START Items
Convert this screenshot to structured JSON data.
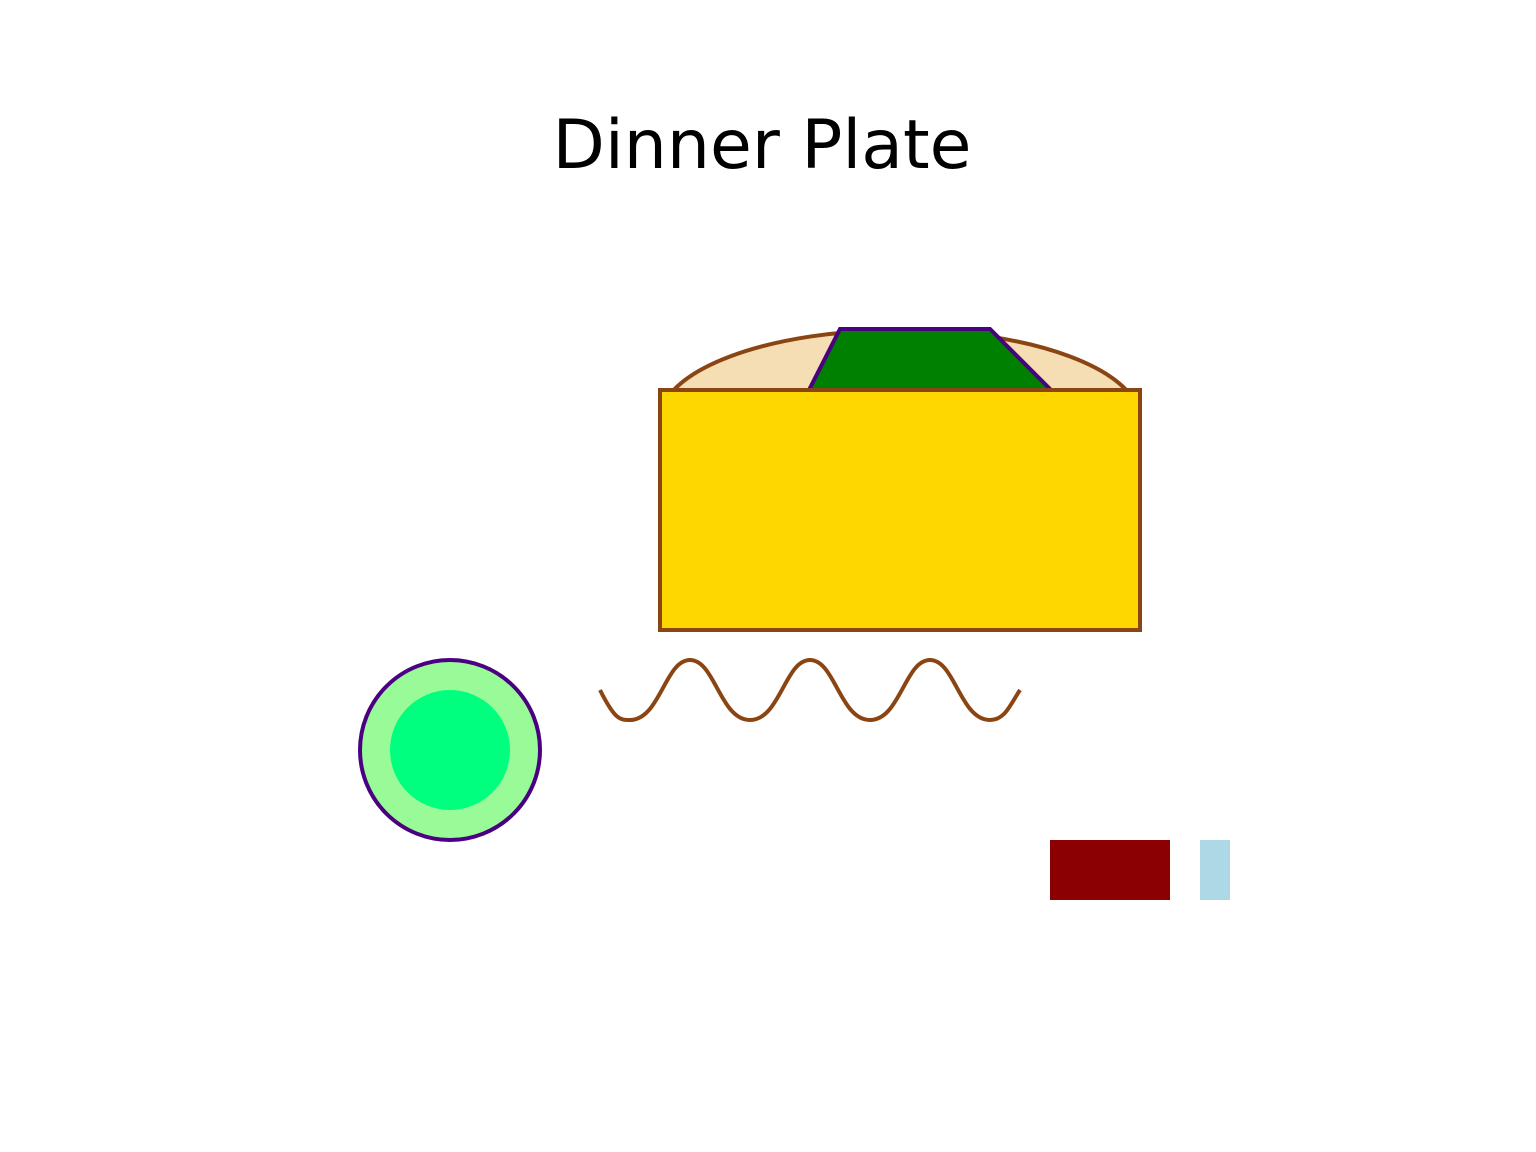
{
  "title": "Dinner Plate",
  "colors": {
    "background": "#ffffff",
    "bread_fill": "#F5DEB3",
    "bread_stroke": "#8B4513",
    "lettuce_fill": "#008000",
    "lettuce_stroke": "#4B0082",
    "cheese_fill": "#FFD700",
    "cheese_stroke": "#8B4513",
    "sauce_stroke": "#8B4513",
    "cup_outer_fill": "#98FB98",
    "cup_stroke": "#4B0082",
    "cup_inner_fill": "#00FF7F",
    "knife_fill": "#8B0000",
    "fork_fill": "#ADD8E6"
  }
}
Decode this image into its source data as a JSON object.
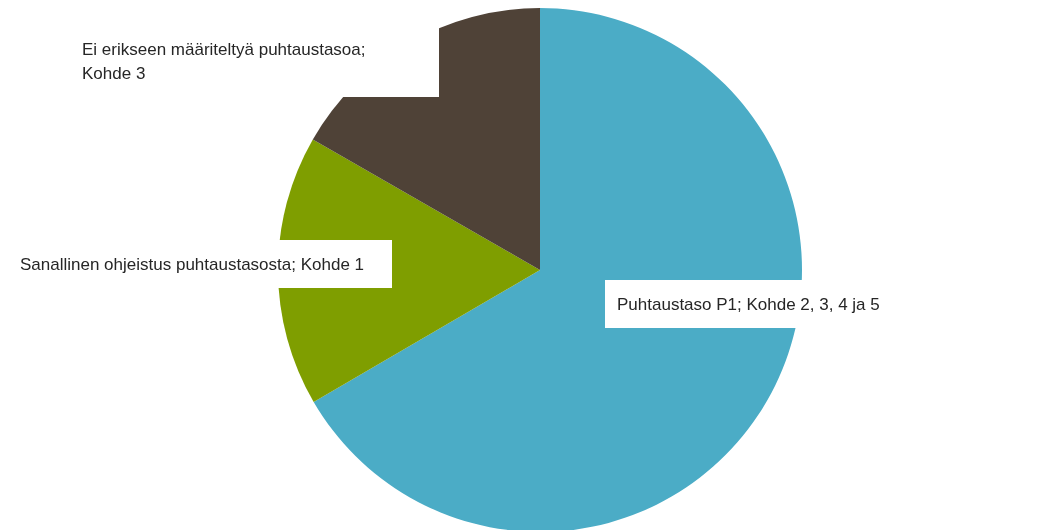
{
  "chart_data": {
    "type": "pie",
    "categories": [
      "Puhtaustaso P1; Kohde 2, 3, 4 ja 5",
      "Sanallinen ohjeistus puhtaustasosta; Kohde 1",
      "Ei erikseen määriteltyä puhtaustasoa; Kohde 3"
    ],
    "values": [
      66.6,
      16.7,
      16.7
    ],
    "colors": [
      "#4bacc6",
      "#7f9e00",
      "#4f4237"
    ],
    "legend": false
  }
}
END Items
* _Task description_:
A faithful copy of the records above is needed, with the pictures left out.

* _Finished exercise_:
Convert this screenshot to structured JSON data.
{
  "title": "Dinner Plate",
  "colors": {
    "background": "#ffffff",
    "bread_fill": "#F5DEB3",
    "bread_stroke": "#8B4513",
    "lettuce_fill": "#008000",
    "lettuce_stroke": "#4B0082",
    "cheese_fill": "#FFD700",
    "cheese_stroke": "#8B4513",
    "sauce_stroke": "#8B4513",
    "cup_outer_fill": "#98FB98",
    "cup_stroke": "#4B0082",
    "cup_inner_fill": "#00FF7F",
    "knife_fill": "#8B0000",
    "fork_fill": "#ADD8E6"
  }
}
Decode this image into its source data as a JSON object.
{
  "chart_data": {
    "type": "pie",
    "categories": [
      "Puhtaustaso P1; Kohde 2, 3, 4 ja 5",
      "Sanallinen ohjeistus puhtaustasosta; Kohde 1",
      "Ei erikseen määriteltyä puhtaustasoa; Kohde 3"
    ],
    "values": [
      66.6,
      16.7,
      16.7
    ],
    "colors": [
      "#4bacc6",
      "#7f9e00",
      "#4f4237"
    ],
    "legend": false
  }
}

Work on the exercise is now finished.